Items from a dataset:
========

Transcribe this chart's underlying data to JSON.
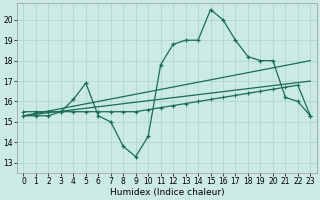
{
  "xlabel": "Humidex (Indice chaleur)",
  "bg_color": "#cceae4",
  "grid_color": "#aad4cc",
  "line_color": "#1a6b5a",
  "xlim": [
    -0.5,
    23.5
  ],
  "ylim": [
    12.5,
    20.8
  ],
  "yticks": [
    13,
    14,
    15,
    16,
    17,
    18,
    19,
    20
  ],
  "xticks": [
    0,
    1,
    2,
    3,
    4,
    5,
    6,
    7,
    8,
    9,
    10,
    11,
    12,
    13,
    14,
    15,
    16,
    17,
    18,
    19,
    20,
    21,
    22,
    23
  ],
  "line1_x": [
    0,
    1,
    2,
    3,
    4,
    5,
    6,
    7,
    8,
    9,
    10,
    11,
    12,
    13,
    14,
    15,
    16,
    17,
    18,
    19,
    20,
    21,
    22,
    23
  ],
  "line1_y": [
    15.3,
    15.3,
    15.3,
    15.5,
    16.1,
    16.9,
    15.3,
    15.0,
    13.8,
    13.3,
    14.3,
    17.8,
    18.8,
    19.0,
    19.0,
    20.5,
    20.0,
    19.0,
    18.2,
    18.0,
    18.0,
    16.2,
    16.0,
    15.3
  ],
  "line2_x": [
    0,
    1,
    2,
    3,
    4,
    5,
    6,
    7,
    8,
    9,
    10,
    11,
    12,
    13,
    14,
    15,
    16,
    17,
    18,
    19,
    20,
    21,
    22,
    23
  ],
  "line2_y": [
    15.5,
    15.5,
    15.5,
    15.5,
    15.5,
    15.5,
    15.5,
    15.5,
    15.5,
    15.5,
    15.6,
    15.7,
    15.8,
    15.9,
    16.0,
    16.1,
    16.2,
    16.3,
    16.4,
    16.5,
    16.6,
    16.7,
    16.8,
    15.3
  ],
  "line3_x": [
    0,
    23
  ],
  "line3_y": [
    15.3,
    18.0
  ],
  "line4_x": [
    0,
    23
  ],
  "line4_y": [
    15.3,
    17.0
  ]
}
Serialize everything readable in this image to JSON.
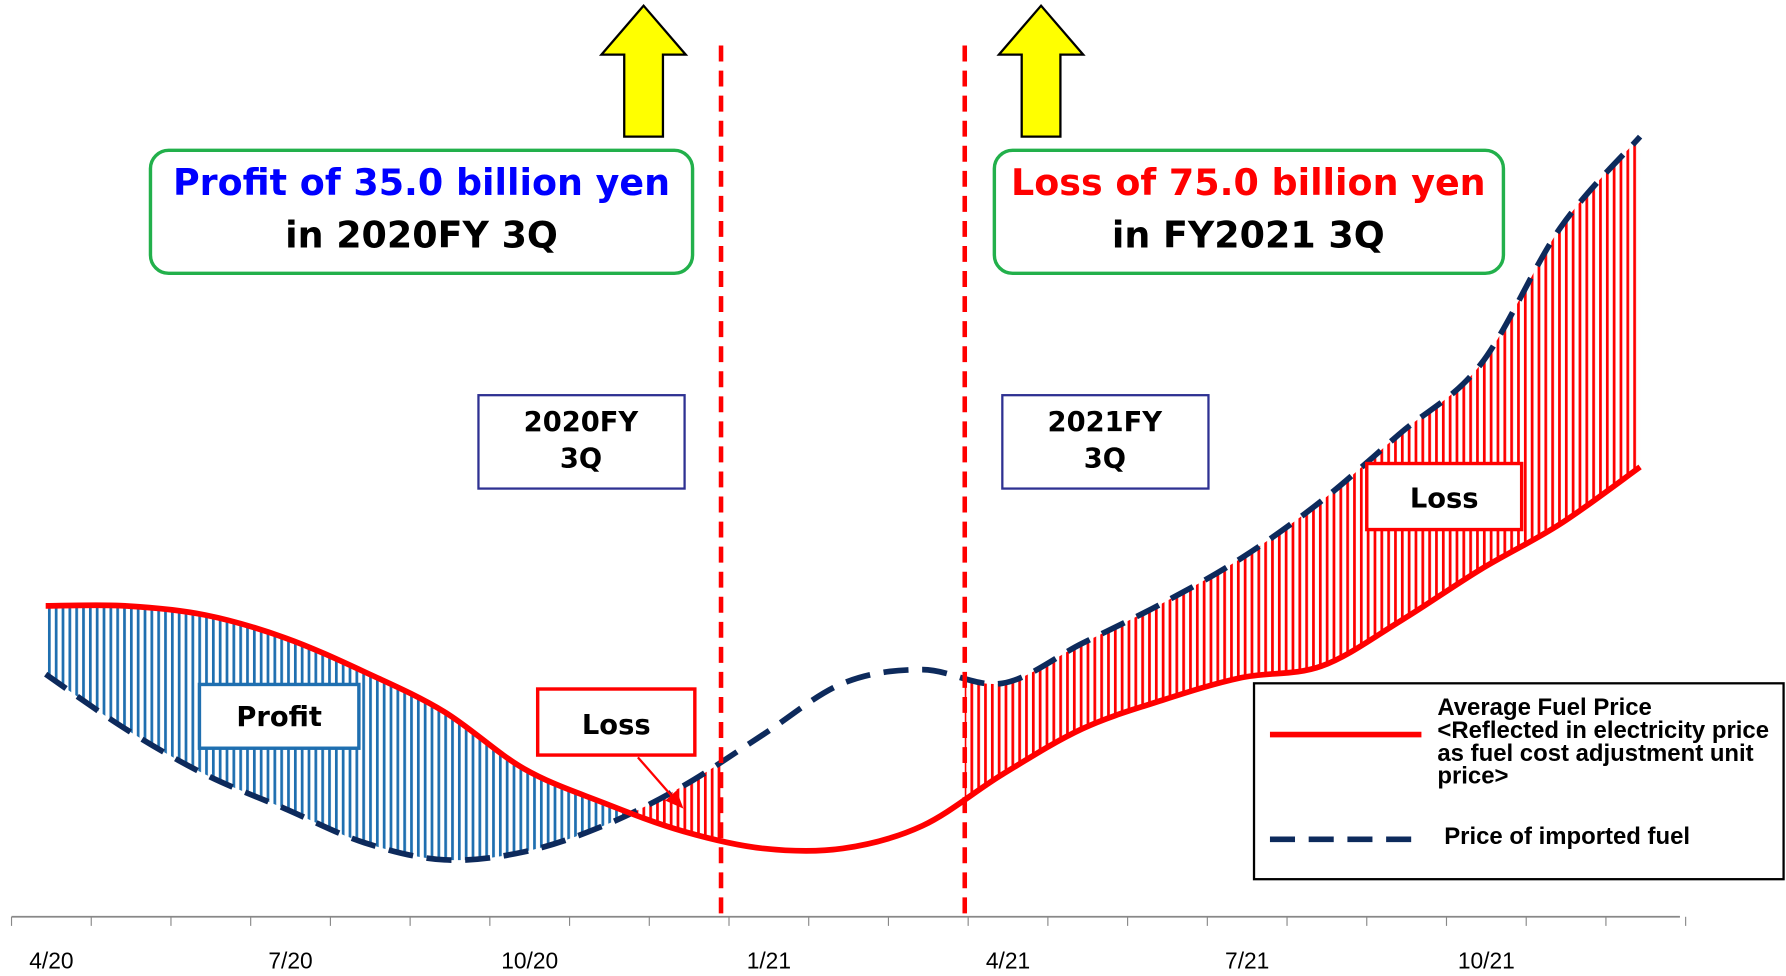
{
  "chart_data": {
    "type": "line",
    "categories": [
      "4/20",
      null,
      null,
      "7/20",
      null,
      null,
      "10/20",
      null,
      null,
      "1/21",
      null,
      null,
      "4/21",
      null,
      null,
      "7/21",
      null,
      null,
      "10/21",
      null,
      null
    ],
    "series": [
      {
        "name": "Average Fuel Price <Reflected in electricity price as fuel cost adjustment unit price>",
        "color": "#ff0000",
        "values": [
          268,
          268,
          260,
          240,
          210,
          175,
          125,
          95,
          70,
          55,
          55,
          75,
          120,
          160,
          185,
          205,
          215,
          255,
          300,
          340,
          390
        ]
      },
      {
        "name": "Price of imported fuel",
        "color": "#0d2a5c",
        "values": [
          208,
          160,
          120,
          90,
          60,
          45,
          52,
          75,
          110,
          155,
          200,
          212,
          200,
          235,
          270,
          310,
          360,
          420,
          480,
          600,
          680
        ]
      }
    ],
    "ylim": [
      0,
      700
    ],
    "profit_color": "#1f6fb0",
    "loss_color": "#ff0000",
    "annotations": {
      "left_box": {
        "line1": "Profit of 35.0 billion yen",
        "line2": "in 2020FY 3Q"
      },
      "right_box": {
        "line1": "Loss of 75.0 billion yen",
        "line2": "in FY2021 3Q"
      },
      "left_quarter": {
        "line1": "2020FY",
        "line2": "3Q"
      },
      "right_quarter": {
        "line1": "2021FY",
        "line2": "3Q"
      },
      "profit_label": "Profit",
      "loss_label_small": "Loss",
      "loss_label_large": "Loss"
    }
  }
}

========

* **Exercise objective**
Without including any pictures, print each record exactly.

* **Expected answer**
Transcribe this chart's underlying data to JSON.
{
  "xlabel": "Humidex (Indice chaleur)",
  "bg_color": "#cceae4",
  "grid_color": "#aad4cc",
  "line_color": "#1a6b5a",
  "xlim": [
    -0.5,
    23.5
  ],
  "ylim": [
    12.5,
    20.8
  ],
  "yticks": [
    13,
    14,
    15,
    16,
    17,
    18,
    19,
    20
  ],
  "xticks": [
    0,
    1,
    2,
    3,
    4,
    5,
    6,
    7,
    8,
    9,
    10,
    11,
    12,
    13,
    14,
    15,
    16,
    17,
    18,
    19,
    20,
    21,
    22,
    23
  ],
  "line1_x": [
    0,
    1,
    2,
    3,
    4,
    5,
    6,
    7,
    8,
    9,
    10,
    11,
    12,
    13,
    14,
    15,
    16,
    17,
    18,
    19,
    20,
    21,
    22,
    23
  ],
  "line1_y": [
    15.3,
    15.3,
    15.3,
    15.5,
    16.1,
    16.9,
    15.3,
    15.0,
    13.8,
    13.3,
    14.3,
    17.8,
    18.8,
    19.0,
    19.0,
    20.5,
    20.0,
    19.0,
    18.2,
    18.0,
    18.0,
    16.2,
    16.0,
    15.3
  ],
  "line2_x": [
    0,
    1,
    2,
    3,
    4,
    5,
    6,
    7,
    8,
    9,
    10,
    11,
    12,
    13,
    14,
    15,
    16,
    17,
    18,
    19,
    20,
    21,
    22,
    23
  ],
  "line2_y": [
    15.5,
    15.5,
    15.5,
    15.5,
    15.5,
    15.5,
    15.5,
    15.5,
    15.5,
    15.5,
    15.6,
    15.7,
    15.8,
    15.9,
    16.0,
    16.1,
    16.2,
    16.3,
    16.4,
    16.5,
    16.6,
    16.7,
    16.8,
    15.3
  ],
  "line3_x": [
    0,
    23
  ],
  "line3_y": [
    15.3,
    18.0
  ],
  "line4_x": [
    0,
    23
  ],
  "line4_y": [
    15.3,
    17.0
  ]
}
Serialize everything readable in this image to JSON.
{
  "chart_data": {
    "type": "line",
    "categories": [
      "4/20",
      null,
      null,
      "7/20",
      null,
      null,
      "10/20",
      null,
      null,
      "1/21",
      null,
      null,
      "4/21",
      null,
      null,
      "7/21",
      null,
      null,
      "10/21",
      null,
      null
    ],
    "series": [
      {
        "name": "Average Fuel Price <Reflected in electricity price as fuel cost adjustment unit price>",
        "color": "#ff0000",
        "values": [
          268,
          268,
          260,
          240,
          210,
          175,
          125,
          95,
          70,
          55,
          55,
          75,
          120,
          160,
          185,
          205,
          215,
          255,
          300,
          340,
          390
        ]
      },
      {
        "name": "Price of imported fuel",
        "color": "#0d2a5c",
        "values": [
          208,
          160,
          120,
          90,
          60,
          45,
          52,
          75,
          110,
          155,
          200,
          212,
          200,
          235,
          270,
          310,
          360,
          420,
          480,
          600,
          680
        ]
      }
    ],
    "ylim": [
      0,
      700
    ],
    "profit_color": "#1f6fb0",
    "loss_color": "#ff0000",
    "annotations": {
      "left_box": {
        "line1": "Profit of 35.0 billion yen",
        "line2": "in 2020FY 3Q"
      },
      "right_box": {
        "line1": "Loss of 75.0 billion yen",
        "line2": "in FY2021 3Q"
      },
      "left_quarter": {
        "line1": "2020FY",
        "line2": "3Q"
      },
      "right_quarter": {
        "line1": "2021FY",
        "line2": "3Q"
      },
      "profit_label": "Profit",
      "loss_label_small": "Loss",
      "loss_label_large": "Loss"
    }
  }
}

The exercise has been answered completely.